_What is expected_:
Can you repeat the lines of the records starting at the line that contains "323, 1018, 397]" and ending at the line that contains "209, 811, 226]", both included?

Page element annotations
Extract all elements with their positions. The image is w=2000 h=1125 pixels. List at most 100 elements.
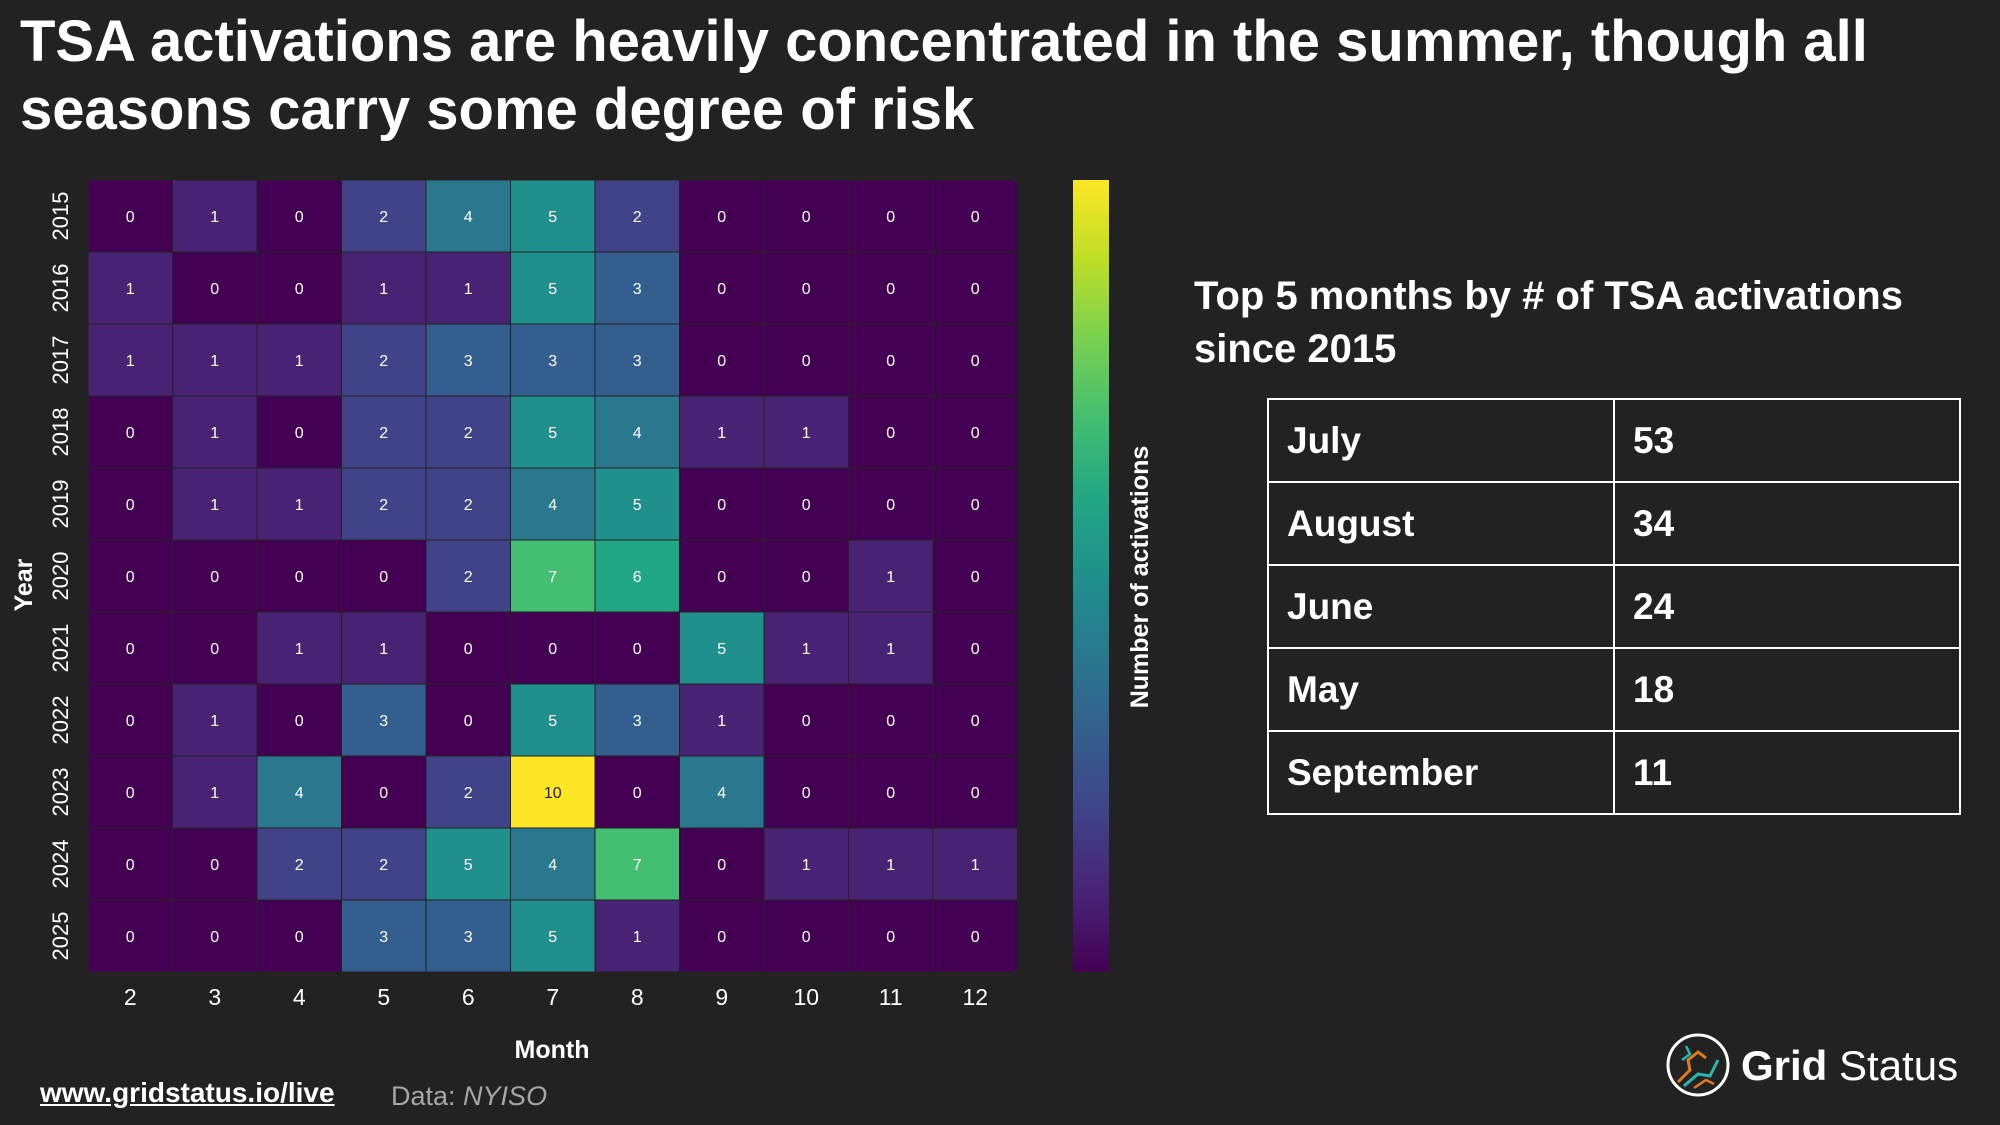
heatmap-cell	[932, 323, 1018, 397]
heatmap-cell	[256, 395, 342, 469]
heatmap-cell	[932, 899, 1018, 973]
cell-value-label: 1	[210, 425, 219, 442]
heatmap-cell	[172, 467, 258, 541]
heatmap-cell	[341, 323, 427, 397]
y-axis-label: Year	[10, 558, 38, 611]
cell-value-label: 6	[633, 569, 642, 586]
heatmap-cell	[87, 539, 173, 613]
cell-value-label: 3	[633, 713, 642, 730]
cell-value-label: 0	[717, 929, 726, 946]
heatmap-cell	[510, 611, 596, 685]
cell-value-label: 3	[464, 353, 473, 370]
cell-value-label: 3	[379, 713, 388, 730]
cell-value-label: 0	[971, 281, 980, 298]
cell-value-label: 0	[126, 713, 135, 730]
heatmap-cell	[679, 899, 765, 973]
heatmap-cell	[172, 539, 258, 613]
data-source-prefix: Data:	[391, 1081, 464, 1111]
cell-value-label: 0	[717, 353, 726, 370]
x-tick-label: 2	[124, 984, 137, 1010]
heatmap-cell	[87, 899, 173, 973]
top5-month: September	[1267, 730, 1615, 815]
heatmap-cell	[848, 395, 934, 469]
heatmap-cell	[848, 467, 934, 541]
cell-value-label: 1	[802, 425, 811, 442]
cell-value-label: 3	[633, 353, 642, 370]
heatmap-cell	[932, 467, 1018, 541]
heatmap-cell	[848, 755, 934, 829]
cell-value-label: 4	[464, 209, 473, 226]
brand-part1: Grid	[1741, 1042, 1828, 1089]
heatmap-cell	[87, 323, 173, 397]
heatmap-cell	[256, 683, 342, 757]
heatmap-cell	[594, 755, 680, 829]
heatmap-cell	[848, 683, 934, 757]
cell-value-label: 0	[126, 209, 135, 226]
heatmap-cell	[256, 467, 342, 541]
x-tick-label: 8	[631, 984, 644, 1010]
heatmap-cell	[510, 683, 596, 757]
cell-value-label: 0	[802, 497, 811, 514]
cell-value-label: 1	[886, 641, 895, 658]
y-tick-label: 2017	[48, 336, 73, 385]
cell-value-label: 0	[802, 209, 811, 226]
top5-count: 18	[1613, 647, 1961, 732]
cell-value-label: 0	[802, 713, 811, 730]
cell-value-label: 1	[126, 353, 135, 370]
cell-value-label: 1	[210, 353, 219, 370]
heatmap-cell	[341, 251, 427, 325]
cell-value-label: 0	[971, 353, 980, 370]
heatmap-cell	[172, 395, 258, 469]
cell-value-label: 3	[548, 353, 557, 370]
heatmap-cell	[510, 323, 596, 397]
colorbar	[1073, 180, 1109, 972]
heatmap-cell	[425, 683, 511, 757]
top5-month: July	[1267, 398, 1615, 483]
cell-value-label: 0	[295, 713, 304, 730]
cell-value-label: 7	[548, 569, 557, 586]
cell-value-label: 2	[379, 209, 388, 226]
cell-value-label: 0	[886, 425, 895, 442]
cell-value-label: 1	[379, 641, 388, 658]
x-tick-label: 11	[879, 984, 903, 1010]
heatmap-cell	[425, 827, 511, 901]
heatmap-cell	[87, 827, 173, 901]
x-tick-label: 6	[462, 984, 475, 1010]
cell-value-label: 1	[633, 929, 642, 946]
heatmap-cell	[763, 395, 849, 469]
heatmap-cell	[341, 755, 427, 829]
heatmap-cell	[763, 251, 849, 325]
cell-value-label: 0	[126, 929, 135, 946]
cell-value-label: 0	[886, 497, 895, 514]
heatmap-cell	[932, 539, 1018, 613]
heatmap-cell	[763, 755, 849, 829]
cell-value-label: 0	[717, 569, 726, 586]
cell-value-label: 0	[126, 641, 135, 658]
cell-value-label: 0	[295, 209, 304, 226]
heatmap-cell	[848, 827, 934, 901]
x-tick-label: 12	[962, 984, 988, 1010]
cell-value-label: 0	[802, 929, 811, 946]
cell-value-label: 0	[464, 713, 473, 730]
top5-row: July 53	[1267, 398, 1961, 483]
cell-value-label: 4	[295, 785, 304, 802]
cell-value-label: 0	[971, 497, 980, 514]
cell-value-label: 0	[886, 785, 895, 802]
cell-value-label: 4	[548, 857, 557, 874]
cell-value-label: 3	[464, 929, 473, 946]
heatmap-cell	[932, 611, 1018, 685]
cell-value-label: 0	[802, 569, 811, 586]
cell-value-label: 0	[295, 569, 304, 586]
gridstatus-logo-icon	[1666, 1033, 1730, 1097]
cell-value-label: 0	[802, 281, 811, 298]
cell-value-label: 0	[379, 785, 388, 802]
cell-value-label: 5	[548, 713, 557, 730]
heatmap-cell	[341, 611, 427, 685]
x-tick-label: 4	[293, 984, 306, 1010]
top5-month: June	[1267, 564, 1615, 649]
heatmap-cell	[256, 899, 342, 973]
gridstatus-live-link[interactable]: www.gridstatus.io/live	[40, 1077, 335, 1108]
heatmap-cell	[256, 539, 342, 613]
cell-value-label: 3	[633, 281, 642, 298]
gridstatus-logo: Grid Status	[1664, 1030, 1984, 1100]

* * *

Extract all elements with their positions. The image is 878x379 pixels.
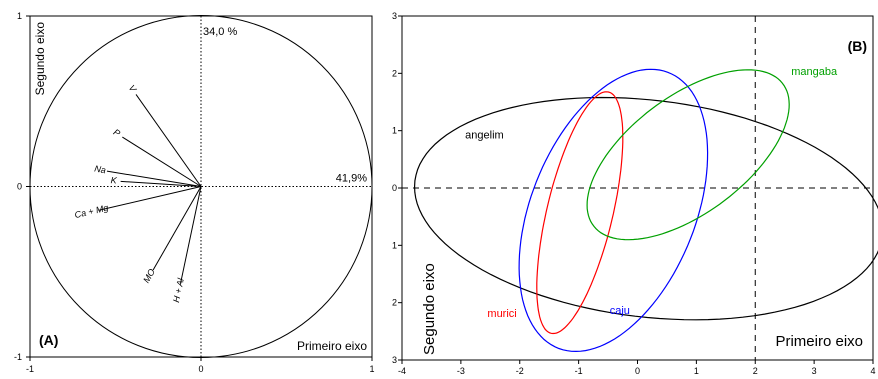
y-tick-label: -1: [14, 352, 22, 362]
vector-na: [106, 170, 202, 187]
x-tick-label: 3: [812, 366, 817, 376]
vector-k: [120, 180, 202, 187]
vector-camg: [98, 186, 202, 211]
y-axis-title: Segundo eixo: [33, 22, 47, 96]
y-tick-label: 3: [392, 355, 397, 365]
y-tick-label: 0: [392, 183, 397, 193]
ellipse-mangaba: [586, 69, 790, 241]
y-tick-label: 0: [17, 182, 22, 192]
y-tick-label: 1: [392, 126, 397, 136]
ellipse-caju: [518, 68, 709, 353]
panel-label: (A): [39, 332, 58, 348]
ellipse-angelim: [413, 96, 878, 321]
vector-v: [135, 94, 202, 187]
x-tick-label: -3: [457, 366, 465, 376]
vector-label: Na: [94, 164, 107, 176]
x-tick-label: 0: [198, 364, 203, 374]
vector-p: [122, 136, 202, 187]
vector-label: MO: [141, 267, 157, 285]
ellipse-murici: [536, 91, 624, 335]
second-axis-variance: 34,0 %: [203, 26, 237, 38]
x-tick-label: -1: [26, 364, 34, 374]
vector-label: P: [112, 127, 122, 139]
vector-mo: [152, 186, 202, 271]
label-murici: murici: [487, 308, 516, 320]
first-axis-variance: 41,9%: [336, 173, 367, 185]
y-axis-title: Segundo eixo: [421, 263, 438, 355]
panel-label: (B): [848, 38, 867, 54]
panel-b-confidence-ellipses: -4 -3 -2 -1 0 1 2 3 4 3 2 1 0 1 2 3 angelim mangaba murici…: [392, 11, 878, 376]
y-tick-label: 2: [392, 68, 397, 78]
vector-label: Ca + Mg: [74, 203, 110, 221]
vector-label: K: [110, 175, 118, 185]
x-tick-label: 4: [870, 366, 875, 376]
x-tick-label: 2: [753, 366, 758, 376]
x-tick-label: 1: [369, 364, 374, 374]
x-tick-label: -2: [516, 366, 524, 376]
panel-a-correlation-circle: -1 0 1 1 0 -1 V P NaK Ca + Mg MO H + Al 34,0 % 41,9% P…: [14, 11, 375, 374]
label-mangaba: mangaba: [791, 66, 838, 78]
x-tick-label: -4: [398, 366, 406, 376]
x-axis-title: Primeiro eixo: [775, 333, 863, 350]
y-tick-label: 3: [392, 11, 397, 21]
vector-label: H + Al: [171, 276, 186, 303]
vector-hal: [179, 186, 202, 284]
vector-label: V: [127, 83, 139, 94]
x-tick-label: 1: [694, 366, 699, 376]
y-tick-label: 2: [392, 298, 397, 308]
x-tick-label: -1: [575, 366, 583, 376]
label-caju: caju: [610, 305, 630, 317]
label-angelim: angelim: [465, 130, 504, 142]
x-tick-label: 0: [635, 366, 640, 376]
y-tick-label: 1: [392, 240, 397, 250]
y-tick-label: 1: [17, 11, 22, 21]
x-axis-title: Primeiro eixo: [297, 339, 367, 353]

==

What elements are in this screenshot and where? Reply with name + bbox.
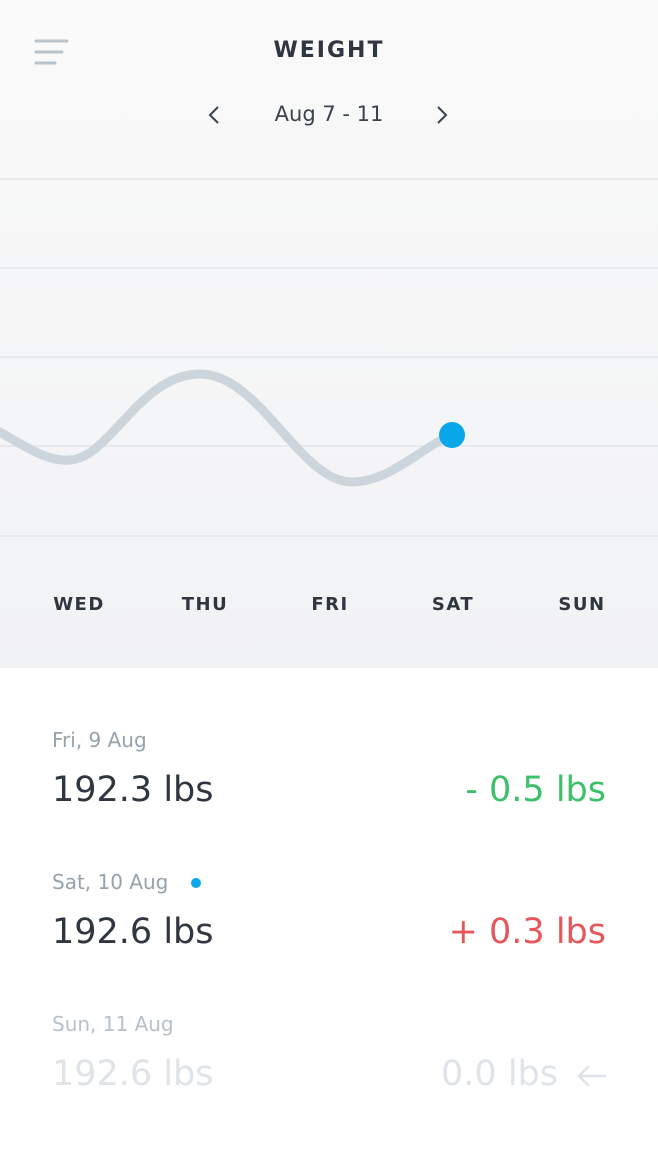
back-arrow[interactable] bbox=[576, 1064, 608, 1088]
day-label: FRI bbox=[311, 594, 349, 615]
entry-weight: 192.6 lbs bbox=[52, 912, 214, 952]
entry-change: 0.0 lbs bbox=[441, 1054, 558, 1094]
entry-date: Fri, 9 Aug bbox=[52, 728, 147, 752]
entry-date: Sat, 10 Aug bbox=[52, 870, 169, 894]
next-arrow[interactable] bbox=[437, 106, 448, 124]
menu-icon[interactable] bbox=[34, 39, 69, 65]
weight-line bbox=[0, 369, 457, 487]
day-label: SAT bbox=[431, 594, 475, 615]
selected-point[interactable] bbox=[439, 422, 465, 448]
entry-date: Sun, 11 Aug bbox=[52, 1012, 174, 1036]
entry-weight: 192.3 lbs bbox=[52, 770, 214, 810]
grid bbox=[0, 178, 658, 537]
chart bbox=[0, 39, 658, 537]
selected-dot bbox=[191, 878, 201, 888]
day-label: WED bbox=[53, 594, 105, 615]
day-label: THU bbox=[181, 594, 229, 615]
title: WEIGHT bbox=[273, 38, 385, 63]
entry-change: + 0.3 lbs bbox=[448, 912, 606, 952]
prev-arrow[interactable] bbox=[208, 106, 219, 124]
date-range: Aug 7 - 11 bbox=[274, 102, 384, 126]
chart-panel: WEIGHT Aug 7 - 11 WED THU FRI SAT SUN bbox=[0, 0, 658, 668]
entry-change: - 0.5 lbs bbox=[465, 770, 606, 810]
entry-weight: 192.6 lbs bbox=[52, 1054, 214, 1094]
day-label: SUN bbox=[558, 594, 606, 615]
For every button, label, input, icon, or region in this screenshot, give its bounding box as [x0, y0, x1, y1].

_Answer to this task_:
heatmap-cell	[932, 323, 1018, 397]
heatmap-cell	[256, 395, 342, 469]
heatmap-cell	[932, 899, 1018, 973]
cell-value-label: 1	[210, 425, 219, 442]
heatmap-cell	[172, 467, 258, 541]
heatmap-cell	[341, 323, 427, 397]
y-axis-label: Year	[10, 558, 38, 611]
cell-value-label: 6	[633, 569, 642, 586]
heatmap-cell	[87, 539, 173, 613]
cell-value-label: 3	[633, 713, 642, 730]
cell-value-label: 0	[717, 929, 726, 946]
heatmap-cell	[510, 611, 596, 685]
cell-value-label: 3	[464, 353, 473, 370]
cell-value-label: 3	[379, 713, 388, 730]
cell-value-label: 0	[971, 281, 980, 298]
cell-value-label: 0	[126, 713, 135, 730]
heatmap-cell	[679, 899, 765, 973]
heatmap-cell	[172, 539, 258, 613]
data-source-prefix: Data:	[391, 1081, 464, 1111]
cell-value-label: 0	[717, 353, 726, 370]
x-tick-label: 2	[124, 984, 137, 1010]
heatmap-cell	[87, 899, 173, 973]
top5-month: September	[1267, 730, 1615, 815]
heatmap-cell	[848, 395, 934, 469]
heatmap-cell	[848, 467, 934, 541]
cell-value-label: 1	[802, 425, 811, 442]
cell-value-label: 3	[633, 353, 642, 370]
heatmap-cell	[932, 467, 1018, 541]
heatmap-cell	[848, 755, 934, 829]
cell-value-label: 4	[464, 209, 473, 226]
brand-part1: Grid	[1741, 1042, 1828, 1089]
heatmap-cell	[87, 323, 173, 397]
heatmap-cell	[256, 683, 342, 757]
heatmap-cell	[594, 755, 680, 829]
heatmap-cell	[848, 683, 934, 757]
cell-value-label: 0	[126, 209, 135, 226]
heatmap-cell	[256, 467, 342, 541]
x-tick-label: 8	[631, 984, 644, 1010]
heatmap-cell	[510, 683, 596, 757]
cell-value-label: 0	[802, 497, 811, 514]
cell-value-label: 1	[886, 641, 895, 658]
y-tick-label: 2017	[48, 336, 73, 385]
cell-value-label: 0	[802, 209, 811, 226]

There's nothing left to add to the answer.